__Passage cité__:
#####

Les plus assidus de mes lecteurs devraient reconnaître le titre. Millennia, le « Civilisation » de Paradox, est en effet apparu sur mon radar lors du dernier NeoFest. Les quelques lignes écrites pour l’occasion étaient plutôt flatteuses, surpris que j’étais de voir tant de bonnes idées développées dans une démo qui ne pouvait tout en montrer. L’ensemble n’était pas parfait bien sûr, certains points noirs étaient déjà décriés, mais il me semblait alors entendu que le jeu pourrait atteindre un très bon niveau de qualité, pour peu qu’on lui laisse le temps de se décanter. Je m’attendais à le revoir aux alentours de la fin de l’année, amélioré, peaufiné, purgé de ses aspects les plus sombres et honteux. L’histoire aurait pu être belle, avec un Miqote heureux comme pas deux devant son PC un soir d’hiver, accompagné de son genre de jeu préféré, le 4X. Mais comme la vie est une chienne (et que vous avez déjà vu ma note, petits malins), vous vous doutez bien que les choses ne se sont pas déroulées ainsi.

#####

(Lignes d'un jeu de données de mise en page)

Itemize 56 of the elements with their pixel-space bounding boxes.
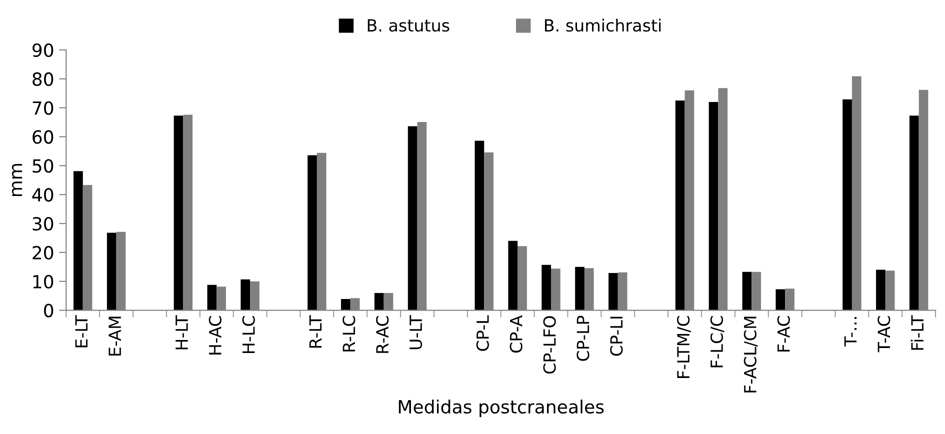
- bar: [776, 289, 786, 310]
- bar: [207, 284, 217, 310]
- x-tick-label: E-AM: [108, 316, 121, 356]
- y-axis-title: mm: [12, 164, 22, 196]
- x-tick-label: H-LC: [242, 316, 255, 354]
- x-tick-label: Fi-LT: [910, 315, 924, 350]
- bar: [341, 299, 350, 310]
- y-tick-label: 40: [32, 188, 54, 202]
- x-tick-label: R-LC: [342, 316, 356, 352]
- x-tick-label: U-LT: [410, 315, 422, 350]
- bar: [708, 102, 718, 310]
- bar: [474, 140, 484, 310]
- bar: [542, 264, 552, 310]
- y-tick-label: 60: [32, 130, 54, 144]
- bar: [74, 171, 83, 310]
- bar: [174, 116, 184, 310]
- y-tick-label: 70: [32, 101, 54, 115]
- x-tick-label: F-LC/C: [710, 316, 724, 368]
- x-tick-label: F-LTM/C: [676, 316, 691, 378]
- x-tick-label: E-LT: [75, 315, 88, 348]
- x-tick-label: R-LT: [309, 315, 322, 348]
- x-tick-label: R-AC: [376, 316, 389, 353]
- bar: [408, 126, 418, 310]
- bar: [909, 116, 919, 310]
- x-tick-label: CP-A: [510, 315, 522, 353]
- bar: [106, 232, 116, 310]
- y-tick-label: 10: [33, 274, 54, 288]
- bar: [876, 270, 886, 310]
- bar: [675, 100, 685, 310]
- x-tick-label: CP-L: [476, 315, 489, 351]
- x-tick-label: F-ACL/CM: [744, 316, 758, 392]
- bar: [240, 279, 250, 310]
- x-tick-label: T-…: [844, 317, 857, 347]
- bar: [842, 99, 852, 310]
- legend-label: B. sumichrasti: [544, 18, 661, 32]
- bar: [508, 240, 518, 310]
- bar: [308, 155, 317, 310]
- bar: [575, 266, 584, 310]
- bar: [608, 272, 618, 310]
- x-axis-title: Medidas postcraneales: [398, 400, 604, 418]
- x-tick-label: CP-LI: [610, 316, 623, 356]
- y-tick-label: 80: [32, 72, 54, 86]
- legend-label: B. astutus: [368, 19, 450, 32]
- bar: [374, 292, 384, 310]
- x-tick-label: H-AC: [208, 316, 222, 354]
- y-tick-label: 50: [32, 159, 54, 173]
- x-tick-label: CP-LFO: [543, 316, 556, 374]
- y-tick-label: 30: [32, 216, 54, 231]
- y-tick-label: 20: [32, 246, 54, 260]
- x-tick-label: F-AC: [777, 316, 790, 352]
- y-tick-label: 90: [32, 43, 54, 58]
- bar: [742, 272, 752, 310]
- y-tick-label: 0: [44, 304, 54, 318]
- x-tick-label: CP-LP: [576, 316, 590, 361]
- x-tick-label: T-AC: [878, 316, 890, 352]
- x-tick-label: H-LT: [176, 315, 188, 350]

#####

__Le problème__: Recopiez intégralement le passage sur Millennia. Ces enregistrements n'ont aucun rapport avec le passage.

__Réponse__:
Les plus assidus de mes lecteurs devraient reconnaître le titre. Millennia, le « Civilisation » de Paradox, est en effet apparu sur mon radar lors du dernier NeoFest. Les quelques lignes écrites pour l’occasion étaient plutôt flatteuses, surpris que j’étais de voir tant de bonnes idées développées dans une démo qui ne pouvait tout en montrer. L’ensemble n’était pas parfait bien sûr, certains points noirs étaient déjà décriés, mais il me semblait alors entendu que le jeu pourrait atteindre un très bon niveau de qualité, pour peu qu’on lui laisse le temps de se décanter. Je m’attendais à le revoir aux alentours de la fin de l’année, amélioré, peaufiné, purgé de ses aspects les plus sombres et honteux. L’histoire aurait pu être belle, avec un Miqote heureux comme pas deux devant son PC un soir d’hiver, accompagné de son genre de jeu préféré, le 4X. Mais comme la vie est une chienne (et que vous avez déjà vu ma note, petits malins), vous vous doutez bien que les choses ne se sont pas déroulées ainsi.